OBJECTIVE.
Look through the data below and say how many of its lines contain "name", adding nothing else.

* BEGIN INFORMATION SUPPLIED *

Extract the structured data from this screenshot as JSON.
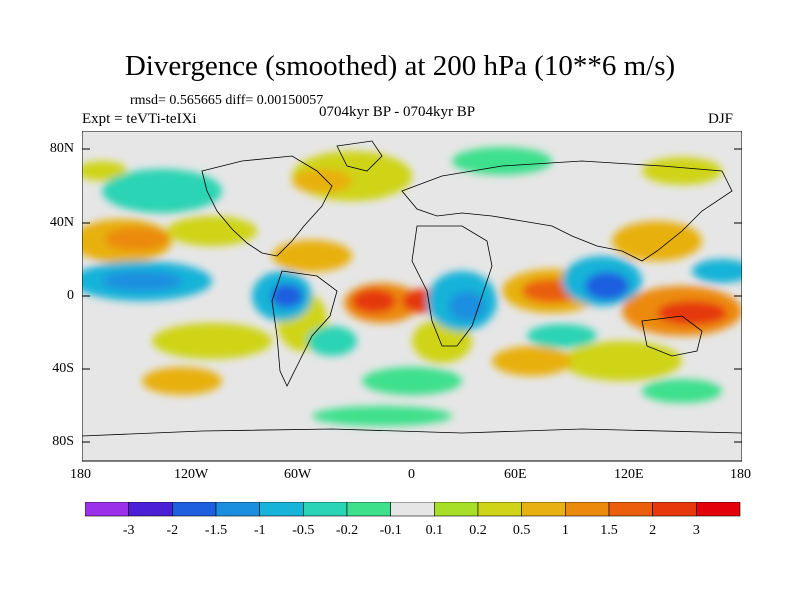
{
  "title": "Divergence (smoothed) at 200 hPa (10**6 m/s)",
  "stats": "rmsd= 0.565665 diff= 0.00150057",
  "experiment": "Expt = teVTi-teIXi",
  "period": "0704kyr BP - 0704kyr BP",
  "season": "DJF",
  "lat_ticks": [
    "80N",
    "40N",
    "0",
    "40S",
    "80S"
  ],
  "lon_ticks": [
    "180",
    "120W",
    "60W",
    "0",
    "60E",
    "120E",
    "180"
  ],
  "colorbar": {
    "labels": [
      "-3",
      "-2",
      "-1.5",
      "-1",
      "-0.5",
      "-0.2",
      "-0.1",
      "0.1",
      "0.2",
      "0.5",
      "1",
      "1.5",
      "2",
      "3"
    ],
    "colors": [
      "#9b31e8",
      "#4b1fd6",
      "#1e5fe0",
      "#1a8fe0",
      "#17b3d8",
      "#2bd4b4",
      "#3ee08c",
      "#e6e6e6",
      "#a6de28",
      "#cfd418",
      "#e8b010",
      "#ec8a0e",
      "#ea5e0c",
      "#e6380a",
      "#e3000b"
    ]
  },
  "colors": {
    "land_outline": "#000000",
    "ocean_fill": "#e6e6e6"
  }
}
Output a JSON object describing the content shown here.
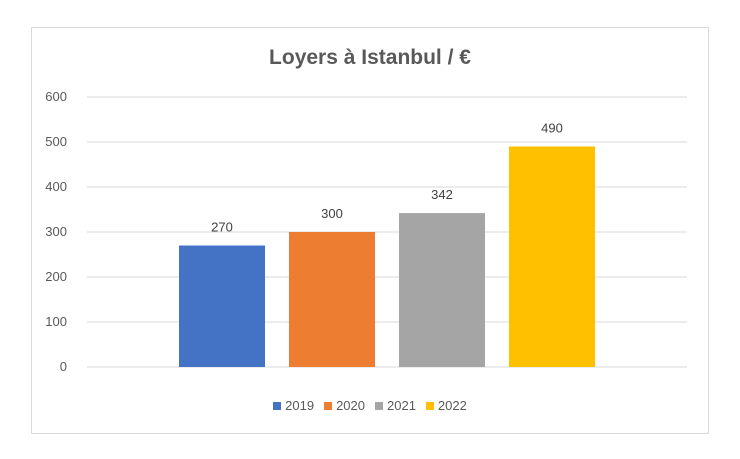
{
  "chart_data": {
    "type": "bar",
    "title": "Loyers à Istanbul / €",
    "xlabel": "",
    "ylabel": "",
    "ylim": [
      0,
      600
    ],
    "yticks": [
      0,
      100,
      200,
      300,
      400,
      500,
      600
    ],
    "grid": true,
    "legend_position": "bottom",
    "series": [
      {
        "name": "2019",
        "value": 270,
        "color": "#4472c4"
      },
      {
        "name": "2020",
        "value": 300,
        "color": "#ed7d31"
      },
      {
        "name": "2021",
        "value": 342,
        "color": "#a5a5a5"
      },
      {
        "name": "2022",
        "value": 490,
        "color": "#ffc000"
      }
    ]
  }
}
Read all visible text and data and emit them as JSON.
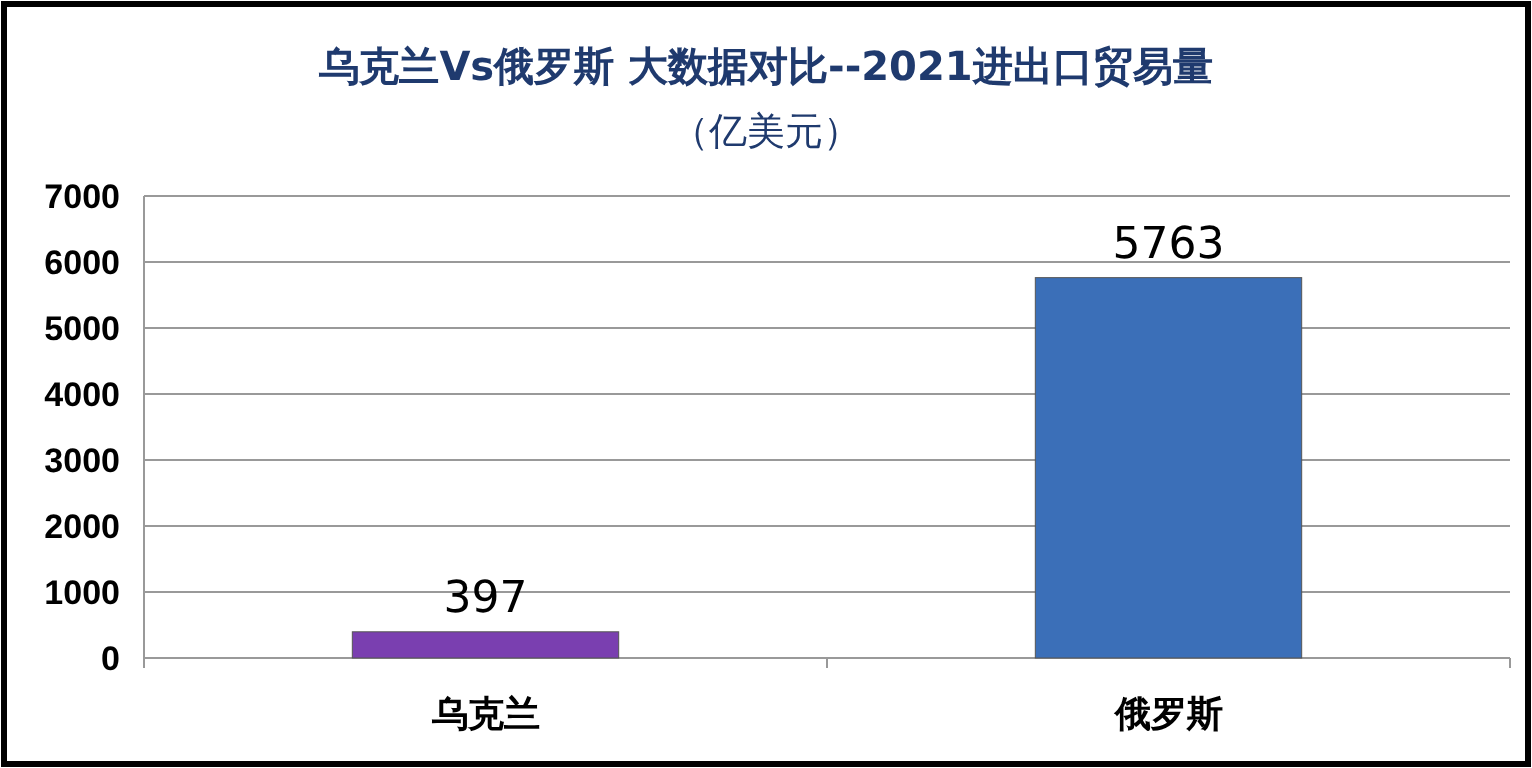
{
  "chart_data": {
    "type": "bar",
    "title": "乌克兰Vs俄罗斯 大数据对比--2021进出口贸易量",
    "subtitle": "（亿美元）",
    "categories": [
      "乌克兰",
      "俄罗斯"
    ],
    "values": [
      397,
      5763
    ],
    "colors": [
      "#7a3fb0",
      "#3b6fb8"
    ],
    "ylim": [
      0,
      7000
    ],
    "yticks": [
      0,
      1000,
      2000,
      3000,
      4000,
      5000,
      6000,
      7000
    ],
    "grid": "y",
    "data_labels": true
  }
}
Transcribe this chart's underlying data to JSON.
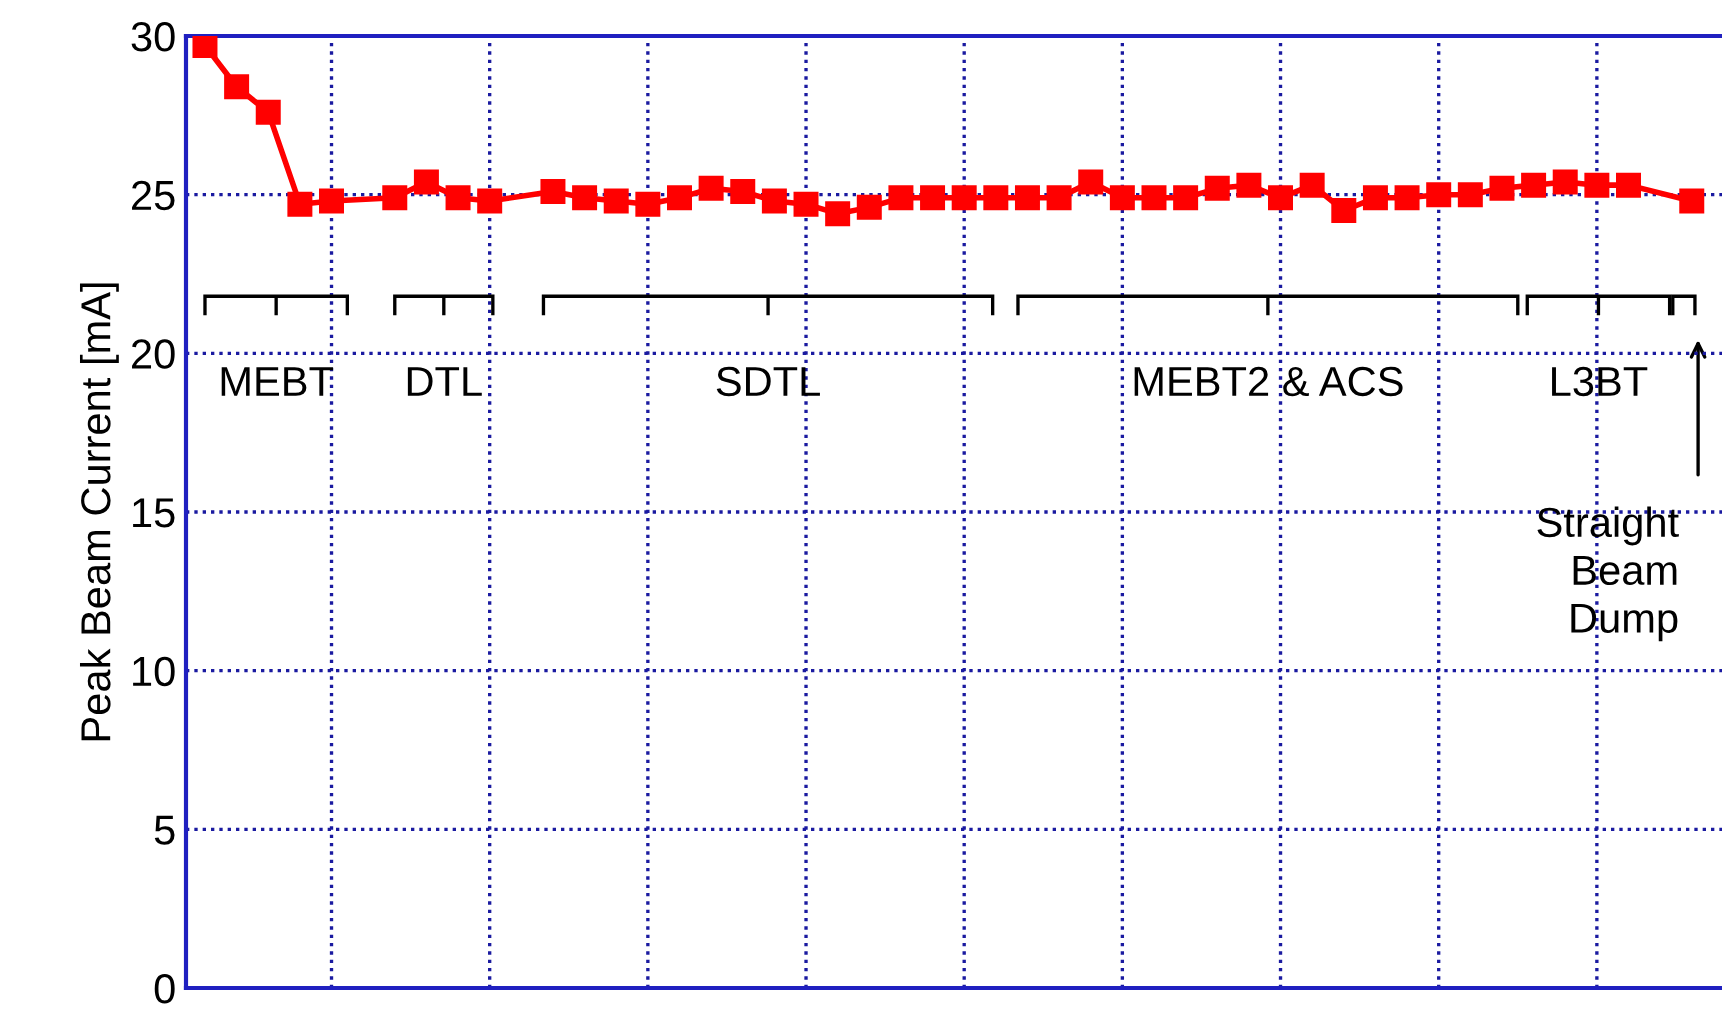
{
  "chart_data": {
    "type": "line",
    "ylabel": "Peak Beam Current [mA]",
    "categories": [
      null,
      null,
      null,
      null,
      null,
      null,
      null,
      null,
      null,
      null,
      null,
      null,
      null,
      null,
      null,
      null,
      null,
      null,
      null,
      null,
      null,
      null,
      null,
      null,
      null,
      null,
      null,
      null,
      null,
      null,
      null,
      null,
      null,
      null,
      null,
      null,
      null,
      null,
      null,
      null,
      null,
      null,
      null,
      null,
      null,
      null,
      null,
      null
    ],
    "series": [
      {
        "color": "#ff0000",
        "values": [
          29.7,
          28.4,
          27.6,
          24.7,
          24.8,
          null,
          24.9,
          25.4,
          24.9,
          24.8,
          null,
          25.1,
          24.9,
          24.8,
          24.7,
          24.9,
          25.2,
          25.1,
          24.8,
          24.7,
          24.4,
          24.6,
          24.9,
          24.9,
          24.9,
          24.9,
          24.9,
          24.9,
          25.4,
          24.9,
          24.9,
          24.9,
          25.2,
          25.3,
          24.9,
          25.3,
          24.5,
          24.9,
          24.9,
          25.0,
          25.0,
          25.2,
          25.3,
          25.4,
          25.3,
          25.3,
          null,
          24.8
        ]
      }
    ],
    "ylim": [
      0,
      30
    ],
    "yticks": [
      0,
      5,
      10,
      15,
      20,
      25,
      30
    ],
    "grid": true,
    "marker": "square",
    "line_style": "solid",
    "tick_labels": "y",
    "annotations": [
      "MEBT",
      "DTL",
      "SDTL",
      "MEBT2 & ACS",
      "L3BT",
      "Straight\nBeam\nDump"
    ]
  }
}
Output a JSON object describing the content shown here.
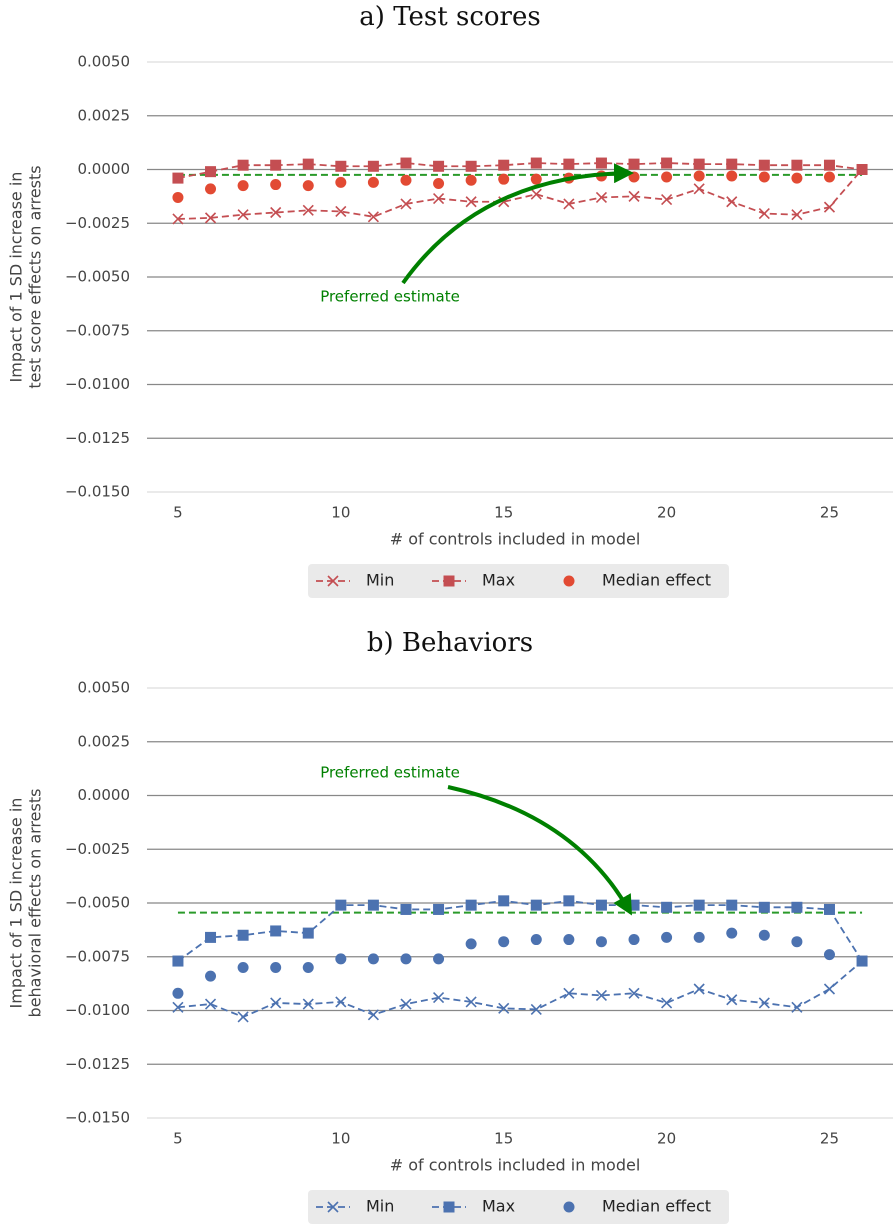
{
  "chart_data": [
    {
      "type": "line",
      "title": "a) Test scores",
      "xlabel": "# of controls included in model",
      "ylabel": [
        "Impact of 1 SD increase in",
        "test score effects on arrests"
      ],
      "x": [
        5,
        6,
        7,
        8,
        9,
        10,
        11,
        12,
        13,
        14,
        15,
        16,
        17,
        18,
        19,
        20,
        21,
        22,
        23,
        24,
        25,
        26
      ],
      "series": [
        {
          "name": "Min",
          "color": "#c44e52",
          "marker": "x",
          "linestyle": "dashed",
          "values": [
            -0.0023,
            -0.00225,
            -0.0021,
            -0.002,
            -0.0019,
            -0.00195,
            -0.0022,
            -0.0016,
            -0.00135,
            -0.0015,
            -0.0015,
            -0.00115,
            -0.0016,
            -0.0013,
            -0.00125,
            -0.0014,
            -0.0009,
            -0.0015,
            -0.00205,
            -0.0021,
            -0.00175,
            0.0
          ]
        },
        {
          "name": "Max",
          "color": "#c44e52",
          "marker": "s",
          "linestyle": "dashed",
          "values": [
            -0.0004,
            -0.0001,
            0.0002,
            0.0002,
            0.00025,
            0.00015,
            0.00015,
            0.0003,
            0.00015,
            0.00015,
            0.0002,
            0.0003,
            0.00025,
            0.0003,
            0.00025,
            0.0003,
            0.00025,
            0.00025,
            0.0002,
            0.0002,
            0.0002,
            0.0
          ]
        },
        {
          "name": "Median effect",
          "color": "#e24a33",
          "marker": "o",
          "linestyle": "none",
          "values": [
            -0.0013,
            -0.0009,
            -0.00075,
            -0.0007,
            -0.00075,
            -0.0006,
            -0.0006,
            -0.0005,
            -0.00065,
            -0.0005,
            -0.00045,
            -0.00045,
            -0.0004,
            -0.0003,
            -0.00035,
            -0.00035,
            -0.0003,
            -0.0003,
            -0.00035,
            -0.0004,
            -0.00035,
            null
          ]
        }
      ],
      "reference_line": {
        "value": -0.00025,
        "color": "#2a9a2a"
      },
      "annotation": "Preferred estimate",
      "annotation_color": "#008000",
      "xlim": [
        4.05,
        26.95
      ],
      "xticks": [
        5,
        10,
        15,
        20,
        25
      ],
      "ylim": [
        -0.015,
        0.005
      ],
      "yticks": [
        {
          "value": 0.005,
          "label": "0.0050"
        },
        {
          "value": 0.0025,
          "label": "0.0025"
        },
        {
          "value": 0,
          "label": "0.0000"
        },
        {
          "value": -0.0025,
          "label": "−0.0025"
        },
        {
          "value": -0.005,
          "label": "−0.0050"
        },
        {
          "value": -0.0075,
          "label": "−0.0075"
        },
        {
          "value": -0.01,
          "label": "−0.0100"
        },
        {
          "value": -0.0125,
          "label": "−0.0125"
        },
        {
          "value": -0.015,
          "label": "−0.0150"
        }
      ],
      "grid": true,
      "legend": "bottom"
    },
    {
      "type": "line",
      "title": "b) Behaviors",
      "xlabel": "# of controls included in model",
      "ylabel": [
        "Impact of 1 SD increase in",
        "behavioral effects on arrests"
      ],
      "x": [
        5,
        6,
        7,
        8,
        9,
        10,
        11,
        12,
        13,
        14,
        15,
        16,
        17,
        18,
        19,
        20,
        21,
        22,
        23,
        24,
        25,
        26
      ],
      "series": [
        {
          "name": "Min",
          "color": "#4c72b0",
          "marker": "x",
          "linestyle": "dashed",
          "values": [
            -0.00985,
            -0.0097,
            -0.0103,
            -0.00965,
            -0.0097,
            -0.0096,
            -0.0102,
            -0.0097,
            -0.0094,
            -0.0096,
            -0.0099,
            -0.00995,
            -0.0092,
            -0.0093,
            -0.0092,
            -0.00965,
            -0.009,
            -0.0095,
            -0.00965,
            -0.00985,
            -0.009,
            -0.0077
          ]
        },
        {
          "name": "Max",
          "color": "#4c72b0",
          "marker": "s",
          "linestyle": "dashed",
          "values": [
            -0.0077,
            -0.0066,
            -0.0065,
            -0.0063,
            -0.0064,
            -0.0051,
            -0.0051,
            -0.0053,
            -0.0053,
            -0.0051,
            -0.0049,
            -0.0051,
            -0.0049,
            -0.0051,
            -0.0051,
            -0.0052,
            -0.0051,
            -0.0051,
            -0.0052,
            -0.0052,
            -0.0053,
            -0.0077
          ]
        },
        {
          "name": "Median effect",
          "color": "#4c72b0",
          "marker": "o",
          "linestyle": "none",
          "values": [
            -0.0092,
            -0.0084,
            -0.008,
            -0.008,
            -0.008,
            -0.0076,
            -0.0076,
            -0.0076,
            -0.0076,
            -0.0069,
            -0.0068,
            -0.0067,
            -0.0067,
            -0.0068,
            -0.0067,
            -0.0066,
            -0.0066,
            -0.0064,
            -0.0065,
            -0.0068,
            -0.0074,
            null
          ]
        }
      ],
      "reference_line": {
        "value": -0.00545,
        "color": "#2a9a2a"
      },
      "annotation": "Preferred estimate",
      "annotation_color": "#008000",
      "xlim": [
        4.05,
        26.95
      ],
      "xticks": [
        5,
        10,
        15,
        20,
        25
      ],
      "ylim": [
        -0.015,
        0.005
      ],
      "yticks": [
        {
          "value": 0.005,
          "label": "0.0050"
        },
        {
          "value": 0.0025,
          "label": "0.0025"
        },
        {
          "value": 0,
          "label": "0.0000"
        },
        {
          "value": -0.0025,
          "label": "−0.0025"
        },
        {
          "value": -0.005,
          "label": "−0.0050"
        },
        {
          "value": -0.0075,
          "label": "−0.0075"
        },
        {
          "value": -0.01,
          "label": "−0.0100"
        },
        {
          "value": -0.0125,
          "label": "−0.0125"
        },
        {
          "value": -0.015,
          "label": "−0.0150"
        }
      ],
      "grid": true,
      "legend": "bottom"
    }
  ]
}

* END INFORMATION SUPPLIED *

THE RESULT.
10